[BEGIN]

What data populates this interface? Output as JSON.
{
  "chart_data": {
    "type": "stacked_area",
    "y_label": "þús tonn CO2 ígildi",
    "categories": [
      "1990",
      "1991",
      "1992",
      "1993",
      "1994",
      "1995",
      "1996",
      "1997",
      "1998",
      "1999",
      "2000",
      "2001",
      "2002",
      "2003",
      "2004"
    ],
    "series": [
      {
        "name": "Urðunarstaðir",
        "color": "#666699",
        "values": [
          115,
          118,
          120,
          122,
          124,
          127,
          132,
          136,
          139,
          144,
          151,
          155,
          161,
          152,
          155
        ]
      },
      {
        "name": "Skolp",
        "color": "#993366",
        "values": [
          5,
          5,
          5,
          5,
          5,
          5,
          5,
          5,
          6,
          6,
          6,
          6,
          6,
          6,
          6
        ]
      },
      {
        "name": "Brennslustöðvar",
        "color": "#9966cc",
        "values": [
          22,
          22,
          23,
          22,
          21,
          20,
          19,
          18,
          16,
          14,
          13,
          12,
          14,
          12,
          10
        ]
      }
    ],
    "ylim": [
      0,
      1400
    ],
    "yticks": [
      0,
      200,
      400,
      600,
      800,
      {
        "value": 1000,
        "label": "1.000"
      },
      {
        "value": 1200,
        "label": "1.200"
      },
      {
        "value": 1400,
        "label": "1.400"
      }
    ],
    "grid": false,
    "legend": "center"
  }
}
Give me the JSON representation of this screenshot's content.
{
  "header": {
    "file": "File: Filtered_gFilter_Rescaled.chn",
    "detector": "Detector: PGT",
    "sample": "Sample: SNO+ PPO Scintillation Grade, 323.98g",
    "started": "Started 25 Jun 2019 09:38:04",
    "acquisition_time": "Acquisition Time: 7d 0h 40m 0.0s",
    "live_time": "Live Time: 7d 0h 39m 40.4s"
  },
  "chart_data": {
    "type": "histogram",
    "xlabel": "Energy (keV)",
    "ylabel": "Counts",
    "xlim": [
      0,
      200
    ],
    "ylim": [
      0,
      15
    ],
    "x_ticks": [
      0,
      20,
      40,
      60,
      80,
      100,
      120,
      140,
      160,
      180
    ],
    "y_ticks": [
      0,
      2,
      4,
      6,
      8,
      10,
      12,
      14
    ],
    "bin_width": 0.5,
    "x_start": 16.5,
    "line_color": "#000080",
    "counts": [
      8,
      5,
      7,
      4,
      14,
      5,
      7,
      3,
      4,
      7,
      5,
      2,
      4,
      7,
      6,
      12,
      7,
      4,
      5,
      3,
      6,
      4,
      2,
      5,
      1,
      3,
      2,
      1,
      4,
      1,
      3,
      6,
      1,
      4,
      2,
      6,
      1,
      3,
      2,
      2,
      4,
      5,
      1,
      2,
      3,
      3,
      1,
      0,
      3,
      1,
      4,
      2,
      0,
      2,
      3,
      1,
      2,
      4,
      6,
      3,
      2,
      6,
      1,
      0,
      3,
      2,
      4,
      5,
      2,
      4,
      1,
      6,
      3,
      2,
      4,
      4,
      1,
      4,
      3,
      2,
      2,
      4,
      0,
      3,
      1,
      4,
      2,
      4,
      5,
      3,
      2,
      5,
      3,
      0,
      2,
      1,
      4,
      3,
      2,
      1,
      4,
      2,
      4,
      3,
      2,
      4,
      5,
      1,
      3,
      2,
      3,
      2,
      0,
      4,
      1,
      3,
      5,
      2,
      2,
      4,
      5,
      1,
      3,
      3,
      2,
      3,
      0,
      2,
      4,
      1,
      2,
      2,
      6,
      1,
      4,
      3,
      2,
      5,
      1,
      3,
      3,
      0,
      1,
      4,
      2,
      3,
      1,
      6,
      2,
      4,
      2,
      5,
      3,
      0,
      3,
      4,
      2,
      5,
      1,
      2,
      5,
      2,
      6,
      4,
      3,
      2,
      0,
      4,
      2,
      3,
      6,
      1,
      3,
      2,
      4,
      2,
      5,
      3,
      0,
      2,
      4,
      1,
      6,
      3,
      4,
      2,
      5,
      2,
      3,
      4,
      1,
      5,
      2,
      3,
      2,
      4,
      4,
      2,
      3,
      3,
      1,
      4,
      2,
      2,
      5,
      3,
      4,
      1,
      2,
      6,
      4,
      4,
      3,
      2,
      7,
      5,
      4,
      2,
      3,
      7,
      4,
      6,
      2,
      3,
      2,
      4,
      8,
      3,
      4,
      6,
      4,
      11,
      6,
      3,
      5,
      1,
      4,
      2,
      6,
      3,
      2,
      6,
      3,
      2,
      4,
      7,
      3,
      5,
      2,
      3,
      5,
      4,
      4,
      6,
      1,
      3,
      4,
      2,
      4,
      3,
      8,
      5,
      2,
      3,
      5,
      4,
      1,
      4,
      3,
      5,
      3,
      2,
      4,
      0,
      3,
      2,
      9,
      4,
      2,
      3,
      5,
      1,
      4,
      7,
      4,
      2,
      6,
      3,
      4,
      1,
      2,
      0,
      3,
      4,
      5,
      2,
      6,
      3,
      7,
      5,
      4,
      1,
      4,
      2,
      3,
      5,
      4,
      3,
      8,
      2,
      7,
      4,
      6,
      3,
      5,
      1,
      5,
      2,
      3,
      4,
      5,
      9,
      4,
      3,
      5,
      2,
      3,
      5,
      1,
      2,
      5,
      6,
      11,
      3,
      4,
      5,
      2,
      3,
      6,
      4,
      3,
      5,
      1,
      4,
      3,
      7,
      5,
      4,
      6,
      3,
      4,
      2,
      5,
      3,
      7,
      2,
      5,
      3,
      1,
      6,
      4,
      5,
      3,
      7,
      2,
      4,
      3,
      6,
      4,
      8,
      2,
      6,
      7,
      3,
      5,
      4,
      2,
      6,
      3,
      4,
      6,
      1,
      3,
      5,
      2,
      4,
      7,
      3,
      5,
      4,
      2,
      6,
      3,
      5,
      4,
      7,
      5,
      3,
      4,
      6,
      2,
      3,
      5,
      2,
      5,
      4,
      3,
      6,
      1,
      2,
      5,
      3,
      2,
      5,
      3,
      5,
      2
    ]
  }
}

[END]
[BEGIN]

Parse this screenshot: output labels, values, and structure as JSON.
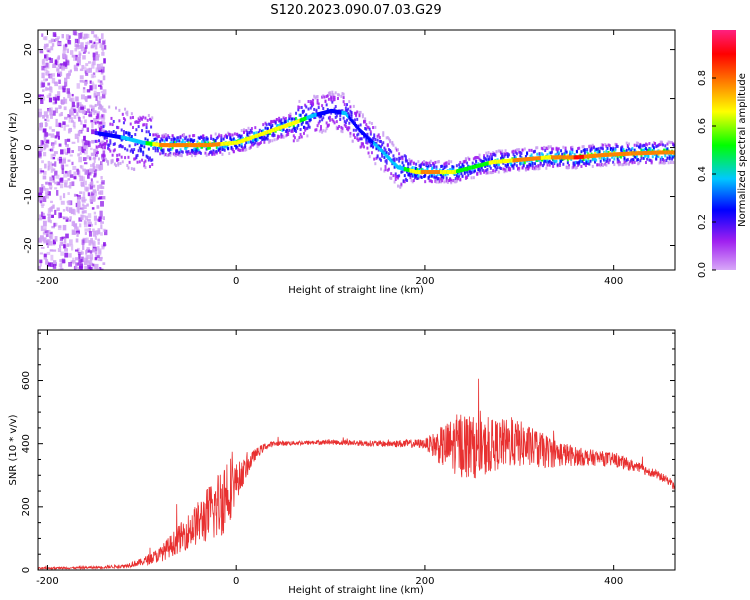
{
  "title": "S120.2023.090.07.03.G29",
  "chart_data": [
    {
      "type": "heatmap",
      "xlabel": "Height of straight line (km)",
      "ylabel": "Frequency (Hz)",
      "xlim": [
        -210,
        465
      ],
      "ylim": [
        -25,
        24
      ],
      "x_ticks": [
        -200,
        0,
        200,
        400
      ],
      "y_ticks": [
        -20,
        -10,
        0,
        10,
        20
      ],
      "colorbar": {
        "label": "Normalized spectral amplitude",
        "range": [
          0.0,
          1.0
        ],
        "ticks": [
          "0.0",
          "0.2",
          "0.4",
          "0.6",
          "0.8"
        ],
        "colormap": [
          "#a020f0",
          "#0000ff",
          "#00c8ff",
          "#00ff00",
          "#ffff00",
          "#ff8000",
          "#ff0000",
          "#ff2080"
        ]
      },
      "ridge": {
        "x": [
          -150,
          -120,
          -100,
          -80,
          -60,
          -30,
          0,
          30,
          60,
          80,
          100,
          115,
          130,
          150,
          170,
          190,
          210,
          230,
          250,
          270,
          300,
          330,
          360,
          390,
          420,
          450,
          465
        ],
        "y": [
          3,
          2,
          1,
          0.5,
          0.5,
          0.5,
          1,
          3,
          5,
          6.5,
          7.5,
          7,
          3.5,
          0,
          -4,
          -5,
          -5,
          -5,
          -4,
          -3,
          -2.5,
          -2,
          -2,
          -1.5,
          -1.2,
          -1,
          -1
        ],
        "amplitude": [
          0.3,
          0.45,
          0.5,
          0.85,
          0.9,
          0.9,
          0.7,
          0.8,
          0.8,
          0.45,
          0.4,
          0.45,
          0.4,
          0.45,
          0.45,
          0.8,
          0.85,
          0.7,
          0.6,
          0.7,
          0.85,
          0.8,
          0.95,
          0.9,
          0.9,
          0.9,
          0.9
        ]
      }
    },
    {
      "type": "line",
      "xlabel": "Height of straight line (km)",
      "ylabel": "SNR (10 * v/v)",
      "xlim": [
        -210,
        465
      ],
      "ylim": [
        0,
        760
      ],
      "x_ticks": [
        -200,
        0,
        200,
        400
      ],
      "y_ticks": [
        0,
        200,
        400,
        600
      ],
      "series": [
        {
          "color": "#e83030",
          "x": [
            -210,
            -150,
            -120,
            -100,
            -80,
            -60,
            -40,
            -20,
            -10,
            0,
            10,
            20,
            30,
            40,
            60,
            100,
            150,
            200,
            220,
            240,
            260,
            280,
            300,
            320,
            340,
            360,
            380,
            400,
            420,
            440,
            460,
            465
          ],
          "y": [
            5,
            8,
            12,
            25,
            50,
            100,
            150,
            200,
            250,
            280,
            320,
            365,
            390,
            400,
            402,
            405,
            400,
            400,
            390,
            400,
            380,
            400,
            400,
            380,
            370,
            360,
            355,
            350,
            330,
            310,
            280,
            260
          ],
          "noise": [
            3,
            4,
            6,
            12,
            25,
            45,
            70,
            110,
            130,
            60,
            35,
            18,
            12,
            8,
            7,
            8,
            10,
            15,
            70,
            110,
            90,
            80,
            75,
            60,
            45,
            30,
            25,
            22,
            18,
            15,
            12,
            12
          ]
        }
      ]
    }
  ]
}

[END]

■ **Exercise prompt**: Your answer should be a single number: the count of lines in the material above that contain "this".

■ **Solution below**: 3